Текст для чтения:
┄┄┄┄┄┄

Все комплектующие для комбината должна была нам поставить японская сторона. И поставила бы, не заинтересуйся Косыгин какой-то железной сеткой, через которую прокатывается сырая древесная масса. Спросил, для чего она нужна? Объяснили (и мне Медведев объяснял, но я, незнакомый с этим процессом, боюсь за давностью лет чего-нибудь переврать). Сколько она стоит? Несколько десятков тысяч долларов. «Что, — спросил Косыгин, у сопровождающих его специалистов, — у нас своей сетки нет?» «Как не быть? Есть, конечно!» — успокоили его. Сетку покупать не стали. «Многомиллионный контракт заключили!» — рассказывал Василий Семёнович.

Поставили. Сетку приладили свою. Запустили. Бумага на выходе рвётся, выходит дырчатой. Остановили производство. Стали колдовать над сеткой. Чуть ли не научно-исследовательский институт для её производства создали. Нет, ничего не выходит! Приезжают японцы. Хотят посмотреть, как работает их детище. «Остановлен на профилактический ремонт», — объясняют. Удивляются: «Что так рано занялись профилактикой?» «К вам претензий нет», — уклоняются от пояснений. «Значит, всё у вас в порядке?» — «В полном!»

— И что сейчас с этим комбинатом? — спросил я.

— Законсервирован, — пожал плечами Медведев. — Из-за нескольких десятков тысяч выкинули миллионы! А ещё называют Косыгина хозяйственником! Да Ленин таких хозяйственников под зад коленом погнал бы из правительства.

┄┄┄┄┄┄

Показанные материалы:
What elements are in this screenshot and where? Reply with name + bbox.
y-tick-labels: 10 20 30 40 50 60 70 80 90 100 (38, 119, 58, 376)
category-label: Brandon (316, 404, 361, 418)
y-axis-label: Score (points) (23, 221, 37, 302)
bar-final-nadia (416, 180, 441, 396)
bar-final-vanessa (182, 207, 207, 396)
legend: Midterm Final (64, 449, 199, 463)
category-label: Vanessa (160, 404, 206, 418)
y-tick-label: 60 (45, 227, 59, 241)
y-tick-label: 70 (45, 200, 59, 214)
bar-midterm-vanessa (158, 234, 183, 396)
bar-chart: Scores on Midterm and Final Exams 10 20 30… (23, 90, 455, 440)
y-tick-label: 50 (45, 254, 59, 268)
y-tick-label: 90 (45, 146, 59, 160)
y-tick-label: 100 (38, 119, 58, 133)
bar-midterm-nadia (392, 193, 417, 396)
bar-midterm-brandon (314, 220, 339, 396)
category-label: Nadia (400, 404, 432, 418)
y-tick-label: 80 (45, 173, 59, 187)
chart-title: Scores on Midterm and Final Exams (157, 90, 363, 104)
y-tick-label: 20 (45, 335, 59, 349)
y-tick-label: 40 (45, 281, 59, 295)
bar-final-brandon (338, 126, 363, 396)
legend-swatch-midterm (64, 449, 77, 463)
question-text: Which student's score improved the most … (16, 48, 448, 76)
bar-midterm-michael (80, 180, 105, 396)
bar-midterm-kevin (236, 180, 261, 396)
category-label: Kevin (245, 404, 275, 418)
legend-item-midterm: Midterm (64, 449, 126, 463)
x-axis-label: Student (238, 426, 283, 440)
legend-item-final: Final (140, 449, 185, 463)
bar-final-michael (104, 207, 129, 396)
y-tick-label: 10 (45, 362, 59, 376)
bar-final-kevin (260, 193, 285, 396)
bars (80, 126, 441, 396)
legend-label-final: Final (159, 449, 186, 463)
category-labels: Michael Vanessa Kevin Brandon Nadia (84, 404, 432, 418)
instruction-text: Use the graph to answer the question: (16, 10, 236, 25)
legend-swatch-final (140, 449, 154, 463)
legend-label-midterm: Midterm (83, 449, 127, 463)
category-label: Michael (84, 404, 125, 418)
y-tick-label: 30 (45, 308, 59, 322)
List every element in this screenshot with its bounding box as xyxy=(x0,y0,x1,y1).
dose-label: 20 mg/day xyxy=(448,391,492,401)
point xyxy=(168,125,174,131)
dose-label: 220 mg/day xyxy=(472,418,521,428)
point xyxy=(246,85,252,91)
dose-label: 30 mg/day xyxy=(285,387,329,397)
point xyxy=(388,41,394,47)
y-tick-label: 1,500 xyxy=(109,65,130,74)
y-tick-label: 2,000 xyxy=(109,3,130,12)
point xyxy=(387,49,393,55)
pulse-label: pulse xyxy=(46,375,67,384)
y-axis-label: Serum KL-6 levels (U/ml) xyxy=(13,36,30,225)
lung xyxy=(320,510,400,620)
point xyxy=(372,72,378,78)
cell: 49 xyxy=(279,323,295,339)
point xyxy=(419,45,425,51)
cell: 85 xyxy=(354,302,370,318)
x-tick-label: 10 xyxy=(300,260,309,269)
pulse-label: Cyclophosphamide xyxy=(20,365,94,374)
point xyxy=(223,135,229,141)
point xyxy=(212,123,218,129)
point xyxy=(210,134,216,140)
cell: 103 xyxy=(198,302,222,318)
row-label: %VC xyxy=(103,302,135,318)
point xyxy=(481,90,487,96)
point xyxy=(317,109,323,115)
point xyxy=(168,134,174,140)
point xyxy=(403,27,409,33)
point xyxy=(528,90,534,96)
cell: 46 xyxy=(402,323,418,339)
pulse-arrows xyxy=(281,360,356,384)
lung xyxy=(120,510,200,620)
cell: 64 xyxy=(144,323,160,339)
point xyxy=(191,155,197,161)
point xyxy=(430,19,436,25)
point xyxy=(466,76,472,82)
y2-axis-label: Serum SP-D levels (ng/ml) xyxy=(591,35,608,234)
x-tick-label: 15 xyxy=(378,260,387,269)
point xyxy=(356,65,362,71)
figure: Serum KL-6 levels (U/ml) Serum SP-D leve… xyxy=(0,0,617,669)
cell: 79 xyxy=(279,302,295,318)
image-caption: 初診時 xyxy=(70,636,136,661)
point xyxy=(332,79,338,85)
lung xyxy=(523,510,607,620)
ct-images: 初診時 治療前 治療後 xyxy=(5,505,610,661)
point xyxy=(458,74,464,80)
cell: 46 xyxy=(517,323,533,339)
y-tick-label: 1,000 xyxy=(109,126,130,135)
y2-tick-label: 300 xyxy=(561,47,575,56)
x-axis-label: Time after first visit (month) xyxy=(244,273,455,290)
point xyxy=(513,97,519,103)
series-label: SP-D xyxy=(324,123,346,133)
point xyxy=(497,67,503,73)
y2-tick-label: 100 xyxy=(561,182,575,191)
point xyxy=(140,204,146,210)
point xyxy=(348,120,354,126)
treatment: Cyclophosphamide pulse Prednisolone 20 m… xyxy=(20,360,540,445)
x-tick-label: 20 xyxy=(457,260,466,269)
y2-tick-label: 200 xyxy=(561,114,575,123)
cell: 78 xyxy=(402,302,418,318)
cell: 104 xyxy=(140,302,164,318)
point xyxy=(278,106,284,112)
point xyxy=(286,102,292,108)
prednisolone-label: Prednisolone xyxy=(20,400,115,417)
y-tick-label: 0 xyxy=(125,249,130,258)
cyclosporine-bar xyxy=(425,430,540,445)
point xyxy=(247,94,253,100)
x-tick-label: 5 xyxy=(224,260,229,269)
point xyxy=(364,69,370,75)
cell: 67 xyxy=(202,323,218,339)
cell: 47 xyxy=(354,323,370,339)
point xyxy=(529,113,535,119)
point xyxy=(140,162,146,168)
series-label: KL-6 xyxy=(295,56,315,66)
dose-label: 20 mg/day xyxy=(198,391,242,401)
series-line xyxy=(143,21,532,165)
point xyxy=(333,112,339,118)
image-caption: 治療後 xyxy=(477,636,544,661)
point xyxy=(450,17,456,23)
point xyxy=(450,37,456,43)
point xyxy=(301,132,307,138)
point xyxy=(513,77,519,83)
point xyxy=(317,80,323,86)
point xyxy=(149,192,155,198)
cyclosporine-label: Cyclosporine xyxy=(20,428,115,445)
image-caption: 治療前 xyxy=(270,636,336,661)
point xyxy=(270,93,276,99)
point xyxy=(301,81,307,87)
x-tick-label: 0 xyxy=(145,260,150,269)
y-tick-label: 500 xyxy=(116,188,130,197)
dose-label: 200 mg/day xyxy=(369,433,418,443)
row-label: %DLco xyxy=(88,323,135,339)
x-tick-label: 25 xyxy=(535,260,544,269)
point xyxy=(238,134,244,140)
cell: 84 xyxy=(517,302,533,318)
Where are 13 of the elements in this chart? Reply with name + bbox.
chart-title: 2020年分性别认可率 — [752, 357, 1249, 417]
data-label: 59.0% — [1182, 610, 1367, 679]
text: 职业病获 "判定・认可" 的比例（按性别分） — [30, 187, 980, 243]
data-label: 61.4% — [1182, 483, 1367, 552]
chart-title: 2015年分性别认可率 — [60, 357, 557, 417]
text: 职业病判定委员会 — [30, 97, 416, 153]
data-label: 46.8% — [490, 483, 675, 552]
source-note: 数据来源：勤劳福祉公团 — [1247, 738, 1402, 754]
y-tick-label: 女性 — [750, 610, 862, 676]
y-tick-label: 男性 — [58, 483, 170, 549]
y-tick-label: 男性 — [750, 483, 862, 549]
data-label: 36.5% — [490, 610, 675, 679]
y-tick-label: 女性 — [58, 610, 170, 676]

┄┄┄┄┄┄

Что нужно сделать:
a) Сколько, согласно рассказу о сетке для комбината, стоила железная сетка, которой заинтересовался Косыгин?
b) Перепишите отрывок рассказа о сетке для комбината от слов «Поставили. Сетку приладили» до слов «комбинатом? — спросил я.», заменив «японцы» на «гости».
c) Продолжите рассказ о сетке для комбината, начав сразу после его последней фразы.
Материалы здесь не понадобятся.

Ответы:
a) Несколько десятков тысяч долларов.

b)
Поставили. Сетку приладили свою. Запустили. Бумага на выходе рвётся, выходит дырчатой. Остановили производство. Стали колдовать над сеткой. Чуть ли не научно-исследовательский институт для её производства создали. Нет, ничего не выходит! Приезжают гости. Хотят посмотреть, как работает их детище. «Остановлен на профилактический ремонт», — объясняют. Удивляются: «Что так рано занялись профилактикой?» «К вам претензий нет», — уклоняются от пояснений. «Значит, всё у вас в порядке?» — «В полном!»

— И что сейчас с этим комбинатом? — спросил я.

c)
Что поделать, старый коммунист Медведев любил Ленина. Был убеждён, что не умри Ленин, Россия процветала бы. Всё время подчёркивал, что ввёл Ленин нэп, дал жизнь мелкому собственнику, а Сталин этого собственника задушил. Сталина Медведев терпеть не мог. Как и всех его последователей. Принципиально поэтому отказывался от номенклатурных привилегий. «Чудак!» — пожимали плечами другие члены редколлегии. Но для Медведева понятие номенклатуры было связано со Сталиным. И в этом он не так уж не прав.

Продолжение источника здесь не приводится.